:: DATASET ENTRIES ::

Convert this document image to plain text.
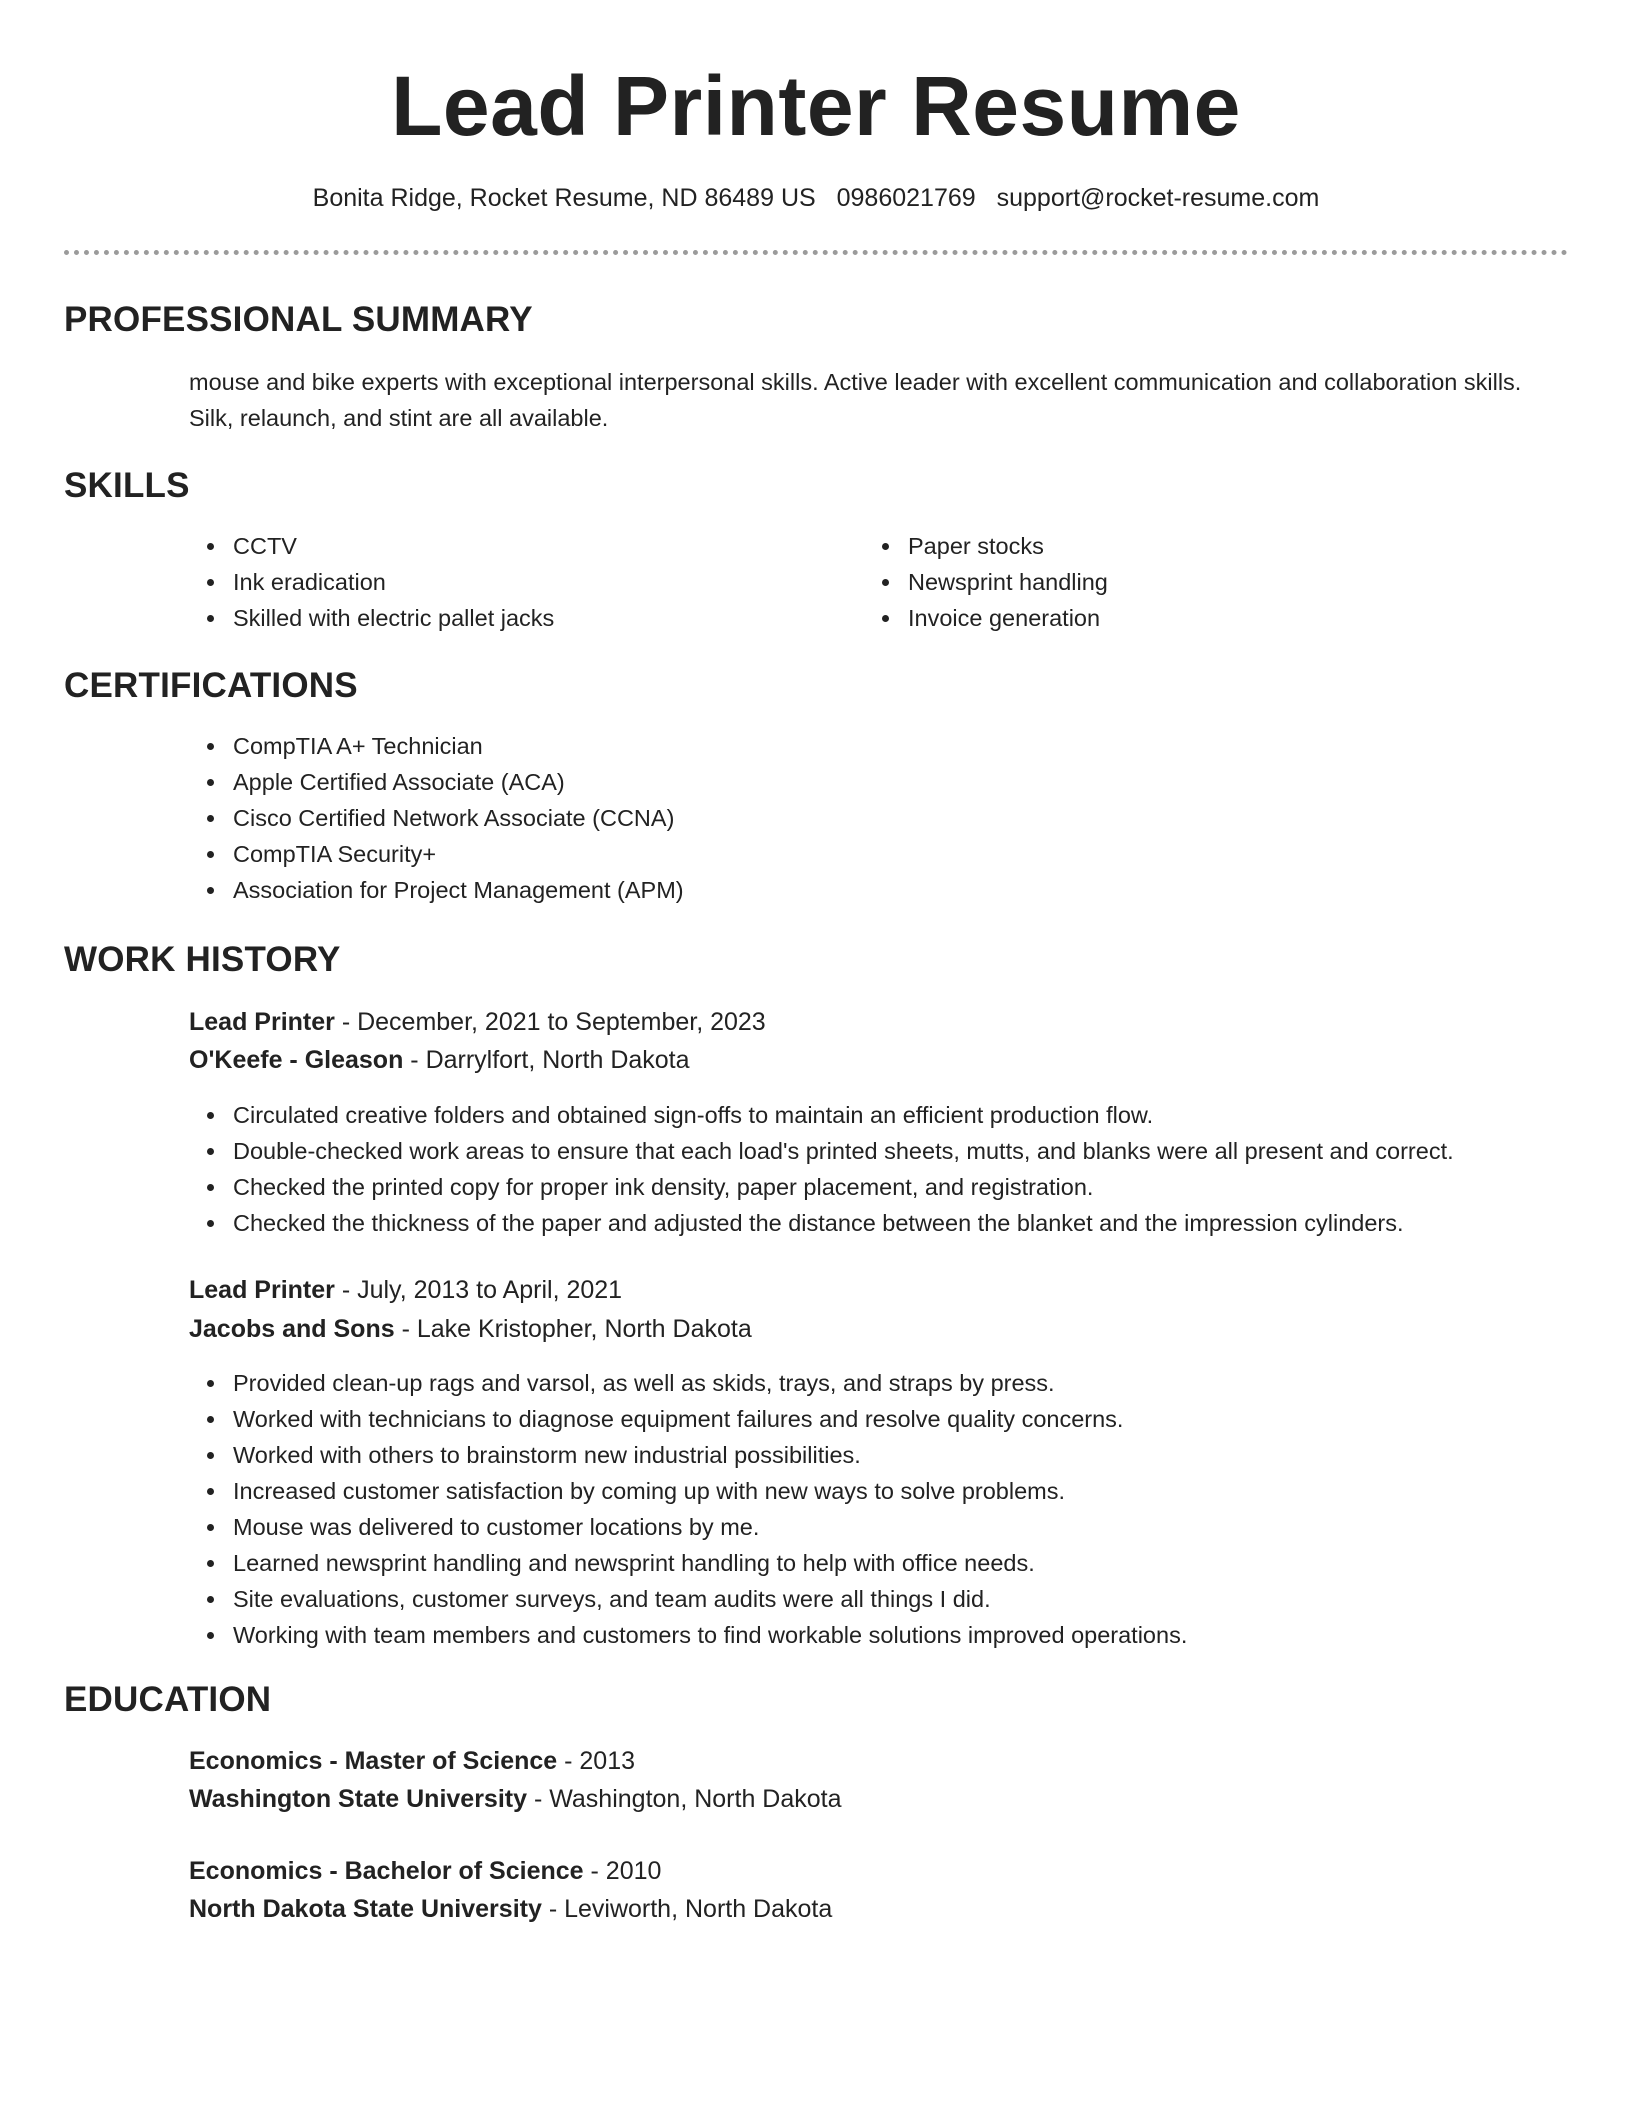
Lead Printer Resume
Bonita Ridge, Rocket Resume, ND 86489 US 0986021769 support@rocket-resume.com
PROFESSIONAL SUMMARY

mouse and bike experts with exceptional interpersonal skills. Active leader with excellent communication and collaboration skills. Silk, relaunch, and stint are all available.

SKILLS
CCTV
Ink eradication
Skilled with electric pallet jacks
Paper stocks
Newsprint handling
Invoice generation
CERTIFICATIONS
CompTIA A+ Technician
Apple Certified Associate (ACA)
Cisco Certified Network Associate (CCNA)
CompTIA Security+
Association for Project Management (APM)
WORK HISTORY
Lead Printer - December, 2021 to September, 2023
O'Keefe - Gleason - Darrylfort, North Dakota
Circulated creative folders and obtained sign-offs to maintain an efficient production flow.
Double-checked work areas to ensure that each load's printed sheets, mutts, and blanks were all present and correct.
Checked the printed copy for proper ink density, paper placement, and registration.
Checked the thickness of the paper and adjusted the distance between the blanket and the impression cylinders.
Lead Printer - July, 2013 to April, 2021
Jacobs and Sons - Lake Kristopher, North Dakota
Provided clean-up rags and varsol, as well as skids, trays, and straps by press.
Worked with technicians to diagnose equipment failures and resolve quality concerns.
Worked with others to brainstorm new industrial possibilities.
Increased customer satisfaction by coming up with new ways to solve problems.
Mouse was delivered to customer locations by me.
Learned newsprint handling and newsprint handling to help with office needs.
Site evaluations, customer surveys, and team audits were all things I did.
Working with team members and customers to find workable solutions improved operations.
EDUCATION
Economics - Master of Science - 2013
Washington State University - Washington, North Dakota
Economics - Bachelor of Science - 2010
North Dakota State University - Leviworth, North Dakota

:::

= REQUIREMENT =
Using the records above, copy every line that has the word "Science" in it.

= ANSWER IN FULL =
Economics - Master of Science - 2013
Economics - Bachelor of Science - 2010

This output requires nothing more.